__To do__.
Give back the full listing, character for character, with no pictures.

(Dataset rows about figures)
☆ ☆ ☆

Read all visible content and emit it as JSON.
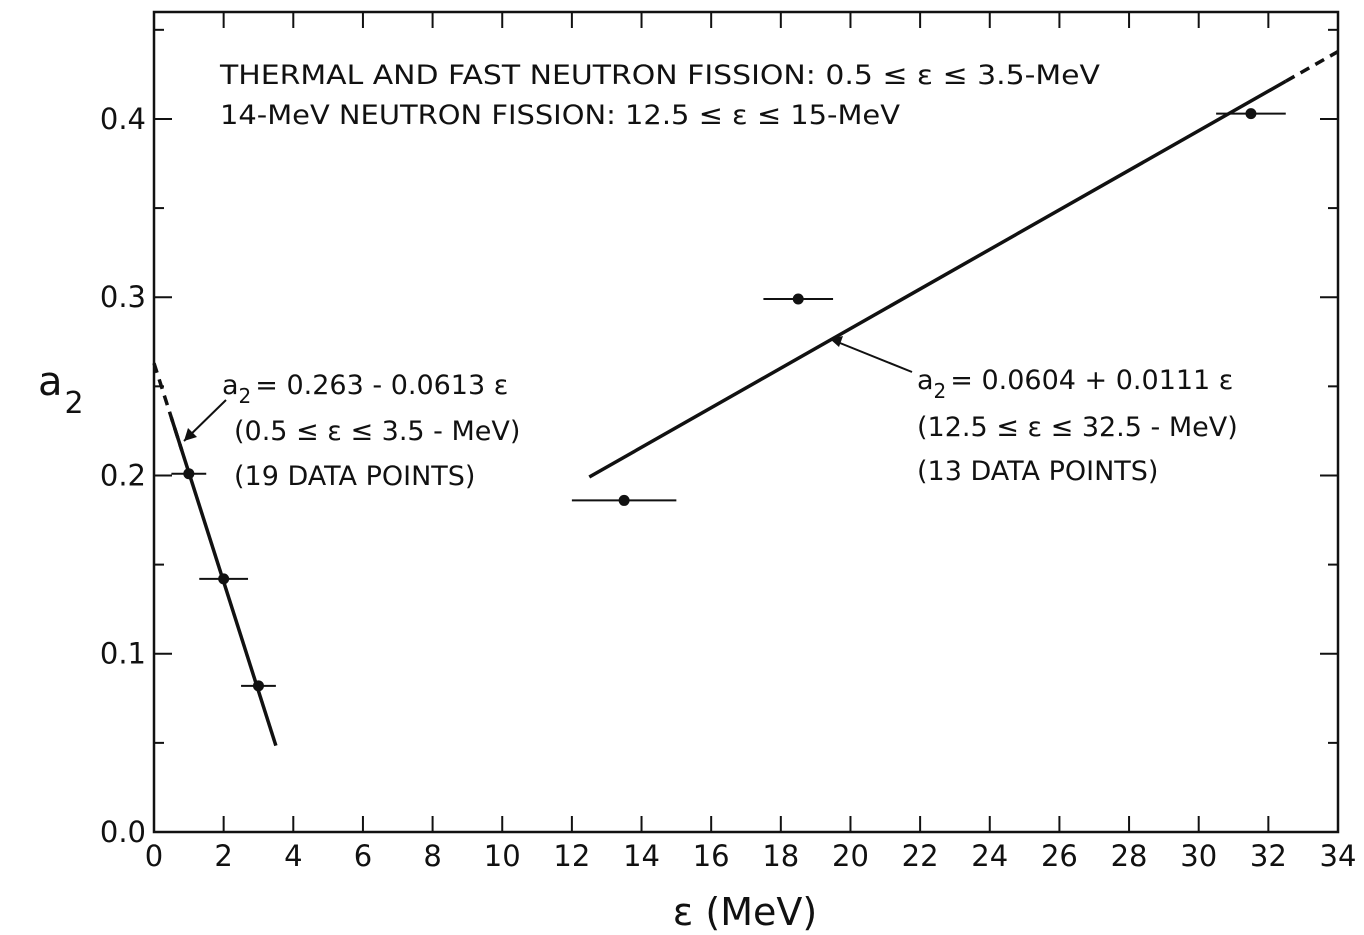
{
  "chart_data": {
    "type": "scatter",
    "xlabel": "ε (MeV)",
    "ylabel_main": "a",
    "ylabel_sub": "2",
    "xlim": [
      0,
      34
    ],
    "ylim": [
      0.0,
      0.46
    ],
    "x_ticks": [
      0,
      2,
      4,
      6,
      8,
      10,
      12,
      14,
      16,
      18,
      20,
      22,
      24,
      26,
      28,
      30,
      32,
      34
    ],
    "x_tick_labels": [
      "0",
      "2",
      "4",
      "6",
      "8",
      "10",
      "12",
      "14",
      "16",
      "18",
      "20",
      "22",
      "24",
      "26",
      "28",
      "30",
      "32",
      "34"
    ],
    "y_ticks": [
      0.0,
      0.1,
      0.2,
      0.3,
      0.4
    ],
    "y_tick_labels": [
      "0.0",
      "0.1",
      "0.2",
      "0.3",
      "0.4"
    ],
    "grid": false,
    "header_lines": [
      "THERMAL AND FAST NEUTRON FISSION: 0.5 ≤ ε ≤ 3.5-MeV",
      "14-MeV NEUTRON FISSION: 12.5 ≤ ε ≤ 15-MeV"
    ],
    "series": [
      {
        "points": [
          {
            "x": 1.0,
            "y": 0.201,
            "xerr": 0.5
          },
          {
            "x": 2.0,
            "y": 0.142,
            "xerr": 0.7
          },
          {
            "x": 3.0,
            "y": 0.082,
            "xerr": 0.5
          }
        ],
        "fit": {
          "intercept": 0.263,
          "slope": -0.0613,
          "solid_range": [
            0.5,
            3.5
          ],
          "dashed_range": [
            0.0,
            0.8
          ],
          "label": "= 0.263 - 0.0613 ε",
          "range_label": "(0.5 ≤ ε ≤ 3.5 - MeV)",
          "points_label": "(19 DATA POINTS)"
        }
      },
      {
        "points": [
          {
            "x": 13.5,
            "y": 0.186,
            "xerr": 1.5
          },
          {
            "x": 18.5,
            "y": 0.299,
            "xerr": 1.0
          },
          {
            "x": 31.5,
            "y": 0.403,
            "xerr": 1.0
          }
        ],
        "fit": {
          "intercept": 0.0604,
          "slope": 0.0111,
          "solid_range": [
            12.5,
            32.5
          ],
          "dashed_range": [
            32.5,
            34.0
          ],
          "label": "= 0.0604 + 0.0111 ε",
          "range_label": "(12.5 ≤ ε ≤ 32.5 - MeV)",
          "points_label": "(13 DATA POINTS)"
        }
      }
    ]
  }
}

☆ ☆ ☆

__Exercise solution__.
Read all visible content and emit it as JSON.
{
  "chart_data": {
    "type": "scatter",
    "xlabel": "ε (MeV)",
    "ylabel_main": "a",
    "ylabel_sub": "2",
    "xlim": [
      0,
      34
    ],
    "ylim": [
      0.0,
      0.46
    ],
    "x_ticks": [
      0,
      2,
      4,
      6,
      8,
      10,
      12,
      14,
      16,
      18,
      20,
      22,
      24,
      26,
      28,
      30,
      32,
      34
    ],
    "x_tick_labels": [
      "0",
      "2",
      "4",
      "6",
      "8",
      "10",
      "12",
      "14",
      "16",
      "18",
      "20",
      "22",
      "24",
      "26",
      "28",
      "30",
      "32",
      "34"
    ],
    "y_ticks": [
      0.0,
      0.1,
      0.2,
      0.3,
      0.4
    ],
    "y_tick_labels": [
      "0.0",
      "0.1",
      "0.2",
      "0.3",
      "0.4"
    ],
    "grid": false,
    "header_lines": [
      "THERMAL AND FAST NEUTRON FISSION: 0.5 ≤ ε ≤ 3.5-MeV",
      "14-MeV NEUTRON FISSION: 12.5 ≤ ε ≤ 15-MeV"
    ],
    "series": [
      {
        "points": [
          {
            "x": 1.0,
            "y": 0.201,
            "xerr": 0.5
          },
          {
            "x": 2.0,
            "y": 0.142,
            "xerr": 0.7
          },
          {
            "x": 3.0,
            "y": 0.082,
            "xerr": 0.5
          }
        ],
        "fit": {
          "intercept": 0.263,
          "slope": -0.0613,
          "solid_range": [
            0.5,
            3.5
          ],
          "dashed_range": [
            0.0,
            0.8
          ],
          "label": "= 0.263 - 0.0613 ε",
          "range_label": "(0.5 ≤ ε ≤ 3.5 - MeV)",
          "points_label": "(19 DATA POINTS)"
        }
      },
      {
        "points": [
          {
            "x": 13.5,
            "y": 0.186,
            "xerr": 1.5
          },
          {
            "x": 18.5,
            "y": 0.299,
            "xerr": 1.0
          },
          {
            "x": 31.5,
            "y": 0.403,
            "xerr": 1.0
          }
        ],
        "fit": {
          "intercept": 0.0604,
          "slope": 0.0111,
          "solid_range": [
            12.5,
            32.5
          ],
          "dashed_range": [
            32.5,
            34.0
          ],
          "label": "= 0.0604 + 0.0111 ε",
          "range_label": "(12.5 ≤ ε ≤ 32.5 - MeV)",
          "points_label": "(13 DATA POINTS)"
        }
      }
    ]
  }
}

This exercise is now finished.